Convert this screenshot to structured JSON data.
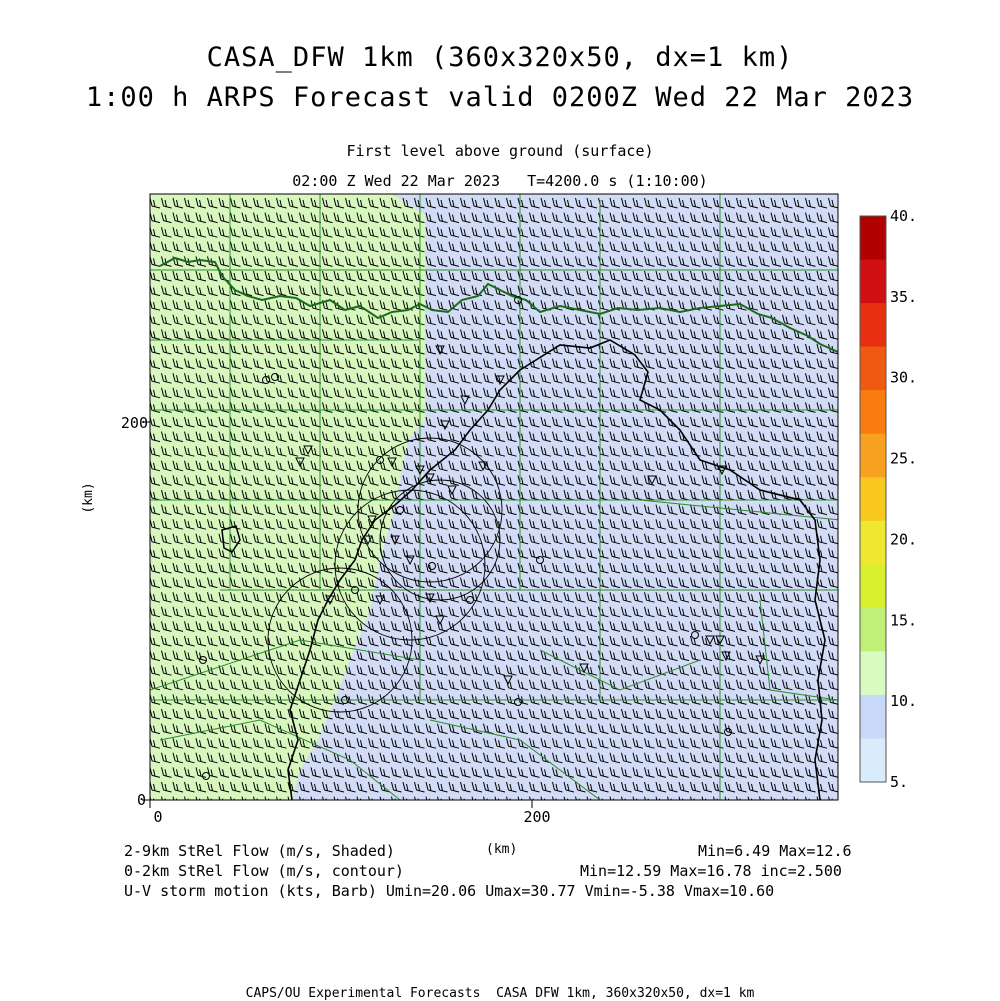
{
  "header": {
    "title_line1": "CASA_DFW 1km (360x320x50, dx=1 km)",
    "title_line2": "1:00 h ARPS Forecast valid 0200Z Wed 22 Mar 2023",
    "subtitle_level": "First level above ground (surface)",
    "subtitle_time": "02:00 Z Wed 22 Mar 2023   T=4200.0 s (1:10:00)"
  },
  "axes": {
    "x_unit": "(km)",
    "y_unit": "(km)",
    "x_ticks": [
      0,
      200
    ],
    "y_ticks": [
      0,
      200
    ],
    "x_range": [
      0,
      360
    ],
    "y_range": [
      0,
      320
    ]
  },
  "colorbar": {
    "labels": [
      "40.",
      "35.",
      "30.",
      "25.",
      "20.",
      "15.",
      "10.",
      "5."
    ],
    "colors": [
      "#b00000",
      "#d01010",
      "#e83010",
      "#f05a10",
      "#f87c10",
      "#f8a020",
      "#f8c820",
      "#f0e830",
      "#d8f030",
      "#c0f078",
      "#d8fcc0",
      "#c8d8f8",
      "#d8ecfc"
    ]
  },
  "legend": {
    "line1_left": "2-9km StRel Flow (m/s, Shaded)",
    "line1_center": "(km)",
    "line1_right": "Min=6.49 Max=12.6",
    "line2_left": "0-2km StRel Flow (m/s, contour)",
    "line2_right": "Min=12.59 Max=16.78 inc=2.500",
    "line3": "U-V storm motion (kts, Barb) Umin=20.06 Umax=30.77 Vmin=-5.38 Vmax=10.60"
  },
  "footer": "CAPS/OU Experimental Forecasts  CASA DFW 1km, 360x320x50, dx=1 km",
  "map_features": [
    "county-borders",
    "state-border",
    "red-river",
    "radar-range-rings",
    "station-markers",
    "wind-barbs"
  ],
  "colors": {
    "shade_green": "#d7f7bf",
    "shade_blue": "#d3dcf6",
    "county_line": "#2e8b2e",
    "barb": "#000000"
  }
}
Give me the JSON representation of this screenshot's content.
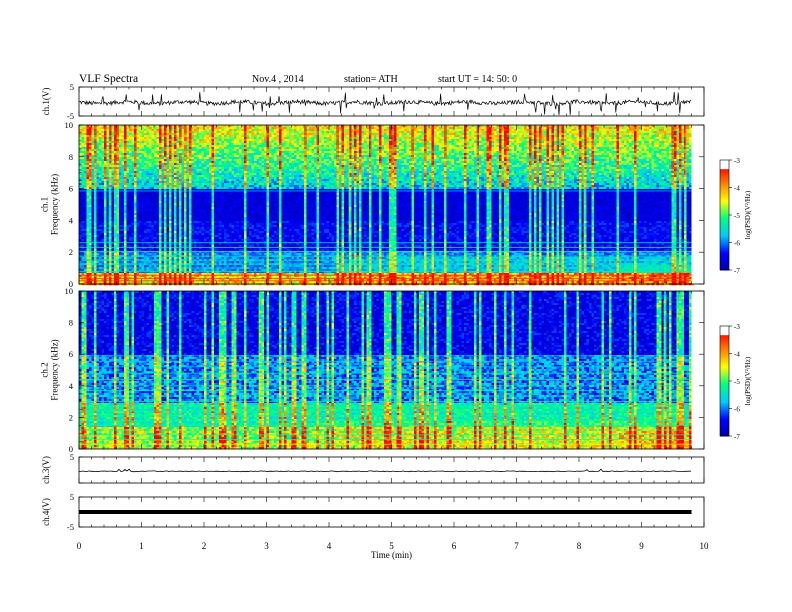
{
  "header": {
    "title": "VLF  Spectra",
    "date": "Nov.4  , 2014",
    "station": "station= ATH",
    "start": "start  UT  =   14: 50: 0"
  },
  "chart_data": {
    "type": "heatmap",
    "x": {
      "label": "Time  (min)",
      "range": [
        0,
        10
      ],
      "ticks": [
        0,
        1,
        2,
        3,
        4,
        5,
        6,
        7,
        8,
        9,
        10
      ],
      "data_end": 9.8
    },
    "panels": [
      {
        "id": "ch1-waveform",
        "type": "line",
        "ylabel": "ch.1(V)",
        "ylim": [
          -5,
          5
        ],
        "yticks": [
          "5",
          "-5"
        ],
        "trace": "noisy waveform around -0.5 V"
      },
      {
        "id": "ch1-spectrogram",
        "type": "heatmap",
        "ylabel": "ch.1\nFrequency (kHz)",
        "ylim": [
          0,
          10
        ],
        "yticks": [
          0,
          2,
          4,
          6,
          8,
          10
        ],
        "colorbar": {
          "label": "log(PSD)(V²/Hz)",
          "range": [
            -7,
            -3
          ],
          "ticks": [
            "-3",
            "-4",
            "-5",
            "-6",
            "-7"
          ]
        }
      },
      {
        "id": "ch2-spectrogram",
        "type": "heatmap",
        "ylabel": "ch.2\nFrequency (kHz)",
        "ylim": [
          0,
          10
        ],
        "yticks": [
          0,
          2,
          4,
          6,
          8,
          10
        ],
        "colorbar": {
          "label": "log(PSD)(V²/Hz)",
          "range": [
            -7,
            -3
          ],
          "ticks": [
            "-3",
            "-4",
            "-5",
            "-6",
            "-7"
          ]
        }
      },
      {
        "id": "ch3-waveform",
        "type": "line",
        "ylabel": "ch.3(V)",
        "ylim": [
          -5,
          5
        ],
        "yticks": [
          "5"
        ],
        "trace": "flat near -0.5 V"
      },
      {
        "id": "ch4-waveform",
        "type": "line",
        "ylabel": "ch.4(V)",
        "ylim": [
          -5,
          5
        ],
        "yticks": [
          "5",
          "-5"
        ],
        "trace": "thick flat line near 0 V"
      }
    ],
    "colormap": [
      "#0000a0",
      "#0000ff",
      "#00c8ff",
      "#00ff80",
      "#ffff00",
      "#ff8000",
      "#ff0000",
      "#ffffff"
    ],
    "band_shift_times": [
      4.05,
      7.25,
      8.6
    ]
  }
}
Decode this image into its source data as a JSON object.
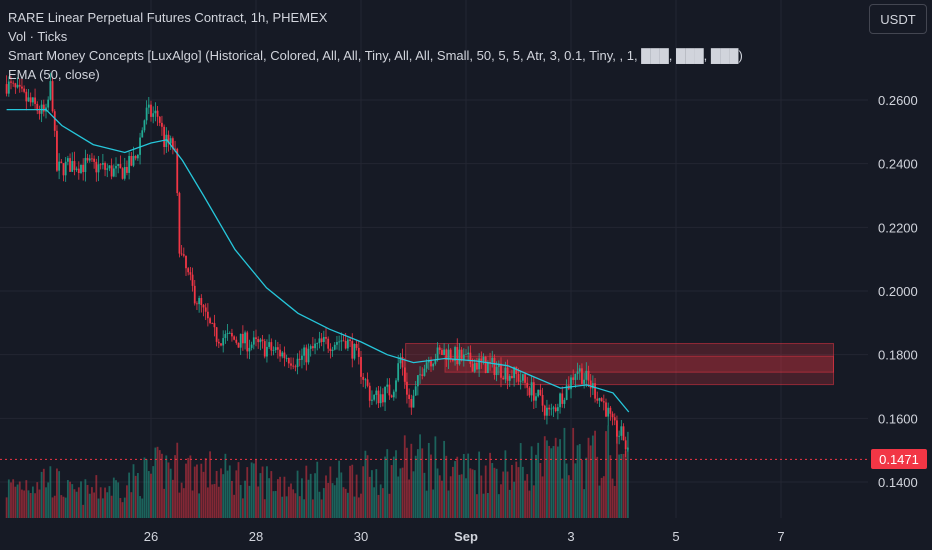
{
  "legend": {
    "title": "RARE Linear Perpetual Futures Contract, 1h, PHEMEX",
    "volume": "Vol · Ticks",
    "smc": "Smart Money Concepts [LuxAlgo] (Historical, Colored, All, All, Tiny, All, All, Small, 50, 5, 5, Atr, 3, 0.1, Tiny, , 1, ███, ███, ███)",
    "ema": "EMA (50, close)"
  },
  "currency_button": "USDT",
  "last_price_label": "0.1471",
  "colors": {
    "background": "#161a25",
    "up": "#22ab94",
    "down": "#f23645",
    "ema": "#26c6da",
    "zone_fill": "#f2364550",
    "grid": "#232632"
  },
  "chart_data": {
    "type": "candlestick",
    "symbol": "RARE Linear Perpetual Futures Contract",
    "interval": "1h",
    "exchange": "PHEMEX",
    "ylim": [
      0.128,
      0.284
    ],
    "yticks": [
      "0.2600",
      "0.2400",
      "0.2200",
      "0.2000",
      "0.1800",
      "0.1600",
      "0.1400"
    ],
    "xticks": [
      {
        "label": "26",
        "day": 26
      },
      {
        "label": "28",
        "day": 28
      },
      {
        "label": "30",
        "day": 30
      },
      {
        "label": "Sep",
        "day": 32
      },
      {
        "label": "3",
        "day": 34
      },
      {
        "label": "5",
        "day": 36
      },
      {
        "label": "7",
        "day": 38
      }
    ],
    "last_price": 0.1471,
    "price_path": [
      {
        "day": 23.25,
        "price": 0.265
      },
      {
        "day": 24.0,
        "price": 0.255
      },
      {
        "day": 24.1,
        "price": 0.266
      },
      {
        "day": 24.2,
        "price": 0.238
      },
      {
        "day": 24.5,
        "price": 0.24
      },
      {
        "day": 25.0,
        "price": 0.239
      },
      {
        "day": 25.4,
        "price": 0.237
      },
      {
        "day": 25.7,
        "price": 0.241
      },
      {
        "day": 25.9,
        "price": 0.256
      },
      {
        "day": 26.15,
        "price": 0.255
      },
      {
        "day": 26.25,
        "price": 0.247
      },
      {
        "day": 26.45,
        "price": 0.245
      },
      {
        "day": 26.55,
        "price": 0.212
      },
      {
        "day": 26.8,
        "price": 0.2
      },
      {
        "day": 27.2,
        "price": 0.186
      },
      {
        "day": 27.8,
        "price": 0.184
      },
      {
        "day": 28.4,
        "price": 0.181
      },
      {
        "day": 28.8,
        "price": 0.178
      },
      {
        "day": 29.2,
        "price": 0.183
      },
      {
        "day": 29.7,
        "price": 0.185
      },
      {
        "day": 29.9,
        "price": 0.18
      },
      {
        "day": 30.2,
        "price": 0.166
      },
      {
        "day": 30.6,
        "price": 0.169
      },
      {
        "day": 30.75,
        "price": 0.179
      },
      {
        "day": 30.95,
        "price": 0.163
      },
      {
        "day": 31.2,
        "price": 0.178
      },
      {
        "day": 31.6,
        "price": 0.181
      },
      {
        "day": 32.0,
        "price": 0.178
      },
      {
        "day": 32.6,
        "price": 0.176
      },
      {
        "day": 33.0,
        "price": 0.173
      },
      {
        "day": 33.3,
        "price": 0.168
      },
      {
        "day": 33.6,
        "price": 0.161
      },
      {
        "day": 33.85,
        "price": 0.168
      },
      {
        "day": 34.0,
        "price": 0.172
      },
      {
        "day": 34.1,
        "price": 0.176
      },
      {
        "day": 34.4,
        "price": 0.17
      },
      {
        "day": 34.65,
        "price": 0.164
      },
      {
        "day": 34.8,
        "price": 0.157
      },
      {
        "day": 35.0,
        "price": 0.154
      },
      {
        "day": 35.1,
        "price": 0.1471
      }
    ],
    "ema_path": [
      {
        "day": 23.25,
        "price": 0.257
      },
      {
        "day": 24.0,
        "price": 0.257
      },
      {
        "day": 24.3,
        "price": 0.252
      },
      {
        "day": 24.9,
        "price": 0.246
      },
      {
        "day": 25.5,
        "price": 0.2435
      },
      {
        "day": 26.0,
        "price": 0.2465
      },
      {
        "day": 26.3,
        "price": 0.2475
      },
      {
        "day": 26.6,
        "price": 0.241
      },
      {
        "day": 27.0,
        "price": 0.23
      },
      {
        "day": 27.6,
        "price": 0.213
      },
      {
        "day": 28.2,
        "price": 0.201
      },
      {
        "day": 28.8,
        "price": 0.193
      },
      {
        "day": 29.4,
        "price": 0.188
      },
      {
        "day": 30.0,
        "price": 0.184
      },
      {
        "day": 30.5,
        "price": 0.18
      },
      {
        "day": 31.0,
        "price": 0.1775
      },
      {
        "day": 31.6,
        "price": 0.1788
      },
      {
        "day": 32.2,
        "price": 0.178
      },
      {
        "day": 32.8,
        "price": 0.1765
      },
      {
        "day": 33.3,
        "price": 0.173
      },
      {
        "day": 33.8,
        "price": 0.1695
      },
      {
        "day": 34.3,
        "price": 0.1705
      },
      {
        "day": 34.8,
        "price": 0.168
      },
      {
        "day": 35.1,
        "price": 0.162
      }
    ],
    "zones": [
      {
        "from_day": 30.85,
        "to_day": 39.0,
        "top": 0.1835,
        "bottom": 0.1706
      },
      {
        "from_day": 31.6,
        "to_day": 39.0,
        "top": 0.1795,
        "bottom": 0.1745
      }
    ],
    "volume_profile": [
      {
        "day": 23.25,
        "v": 0.25
      },
      {
        "day": 24.0,
        "v": 0.35
      },
      {
        "day": 24.5,
        "v": 0.2
      },
      {
        "day": 25.5,
        "v": 0.28
      },
      {
        "day": 26.4,
        "v": 0.45
      },
      {
        "day": 26.8,
        "v": 0.4
      },
      {
        "day": 27.6,
        "v": 0.35
      },
      {
        "day": 28.5,
        "v": 0.3
      },
      {
        "day": 29.5,
        "v": 0.32
      },
      {
        "day": 30.2,
        "v": 0.38
      },
      {
        "day": 31.0,
        "v": 0.5
      },
      {
        "day": 32.0,
        "v": 0.4
      },
      {
        "day": 33.0,
        "v": 0.42
      },
      {
        "day": 33.8,
        "v": 0.5
      },
      {
        "day": 34.5,
        "v": 0.5
      },
      {
        "day": 35.1,
        "v": 0.55
      }
    ]
  }
}
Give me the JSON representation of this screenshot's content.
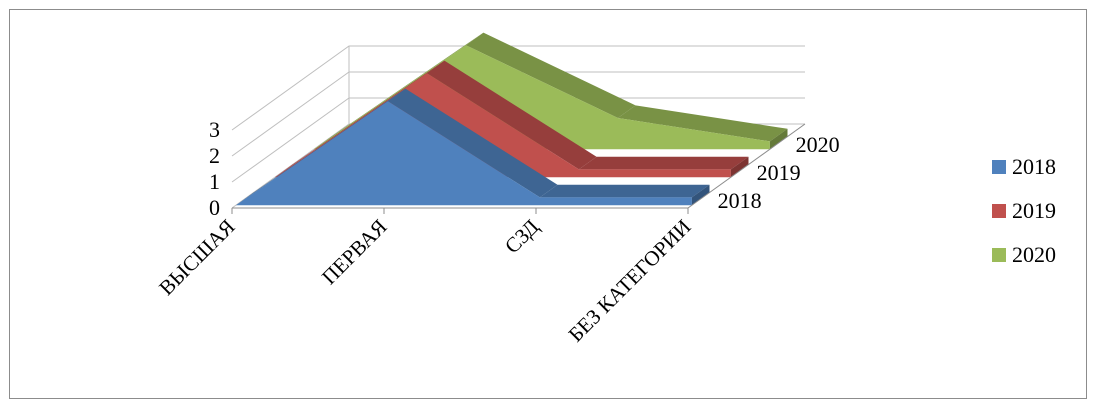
{
  "chart_data": {
    "type": "area",
    "title": "",
    "xlabel": "",
    "ylabel": "",
    "categories": [
      "ВЫСШАЯ",
      "ПЕРВАЯ",
      "СЗД",
      "БЕЗ КАТЕГОРИИ"
    ],
    "y_ticks": [
      "0",
      "1",
      "2",
      "3"
    ],
    "ylim": [
      0,
      3
    ],
    "depth_labels": [
      "2018",
      "2019",
      "2020"
    ],
    "series": [
      {
        "name": "2018",
        "color": "#4F81BD",
        "values": [
          0,
          4,
          0.3,
          0.3
        ]
      },
      {
        "name": "2019",
        "color": "#C0504D",
        "values": [
          0,
          4,
          0.3,
          0.3
        ]
      },
      {
        "name": "2020",
        "color": "#9BBB59",
        "values": [
          0,
          4,
          1.2,
          0.3
        ]
      }
    ],
    "legend": {
      "position": "right",
      "items": [
        "2018",
        "2019",
        "2020"
      ]
    },
    "grid": true,
    "projection": "3d"
  }
}
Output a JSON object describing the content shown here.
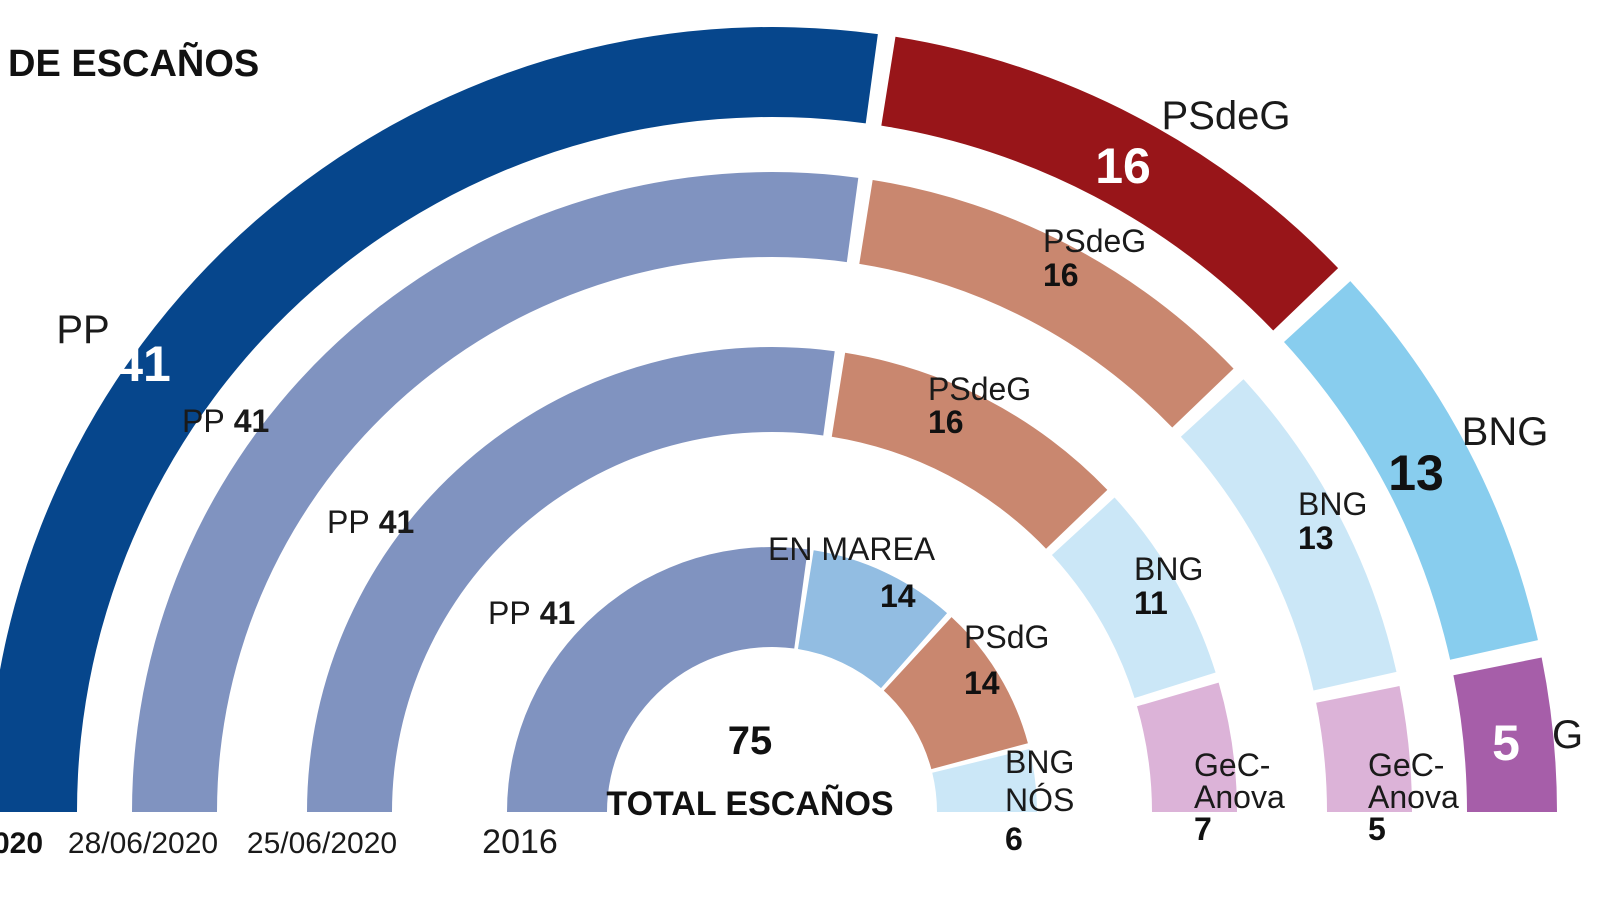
{
  "title": "N DE ESCAÑOS",
  "total_label": "TOTAL ESCAÑOS",
  "total_value": "75",
  "colors": {
    "pp_main": "#06468c",
    "psdeg_main": "#981519",
    "bng_main": "#88cdee",
    "gec_main": "#a65ea9",
    "pp_soft": "#8093c0",
    "psdeg_soft": "#c9876f",
    "bng_soft": "#cbe7f7",
    "gec_soft": "#dcb3d8",
    "enmarea_soft": "#92bde2"
  },
  "chart_data": {
    "type": "bar",
    "title": "N DE ESCAÑOS",
    "total_seats": 75,
    "series": [
      {
        "date_label": "020",
        "parties": [
          {
            "label": "PP",
            "value": 41
          },
          {
            "label": "PSdeG",
            "value": 16
          },
          {
            "label": "BNG",
            "value": 13
          },
          {
            "label": "G",
            "value": 5
          }
        ]
      },
      {
        "date_label": "28/06/2020",
        "parties": [
          {
            "label": "PP",
            "value": 41
          },
          {
            "label": "PSdeG",
            "value": 16
          },
          {
            "label": "BNG",
            "value": 13
          },
          {
            "label": "GeC-Anova",
            "value": 5
          }
        ]
      },
      {
        "date_label": "25/06/2020",
        "parties": [
          {
            "label": "PP",
            "value": 41
          },
          {
            "label": "PSdeG",
            "value": 16
          },
          {
            "label": "BNG",
            "value": 11
          },
          {
            "label": "GeC-Anova",
            "value": 7
          }
        ]
      },
      {
        "date_label": "2016",
        "parties": [
          {
            "label": "PP",
            "value": 41
          },
          {
            "label": "EN MAREA",
            "value": 14
          },
          {
            "label": "PSdG",
            "value": 14
          },
          {
            "label": "BNG NÓS",
            "value": 6
          }
        ]
      }
    ]
  }
}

Problem details | Each line that has the word "ylabel" should be copied.

Expected answer |
        "ylabel": "ch.1(V)",
        "ylabel": "ch.1\nFrequency (kHz)",
        "ylabel": "ch.2\nFrequency (kHz)",
        "ylabel": "ch.3(V)",
        "ylabel": "ch.4(V)",
    "ylabel": "",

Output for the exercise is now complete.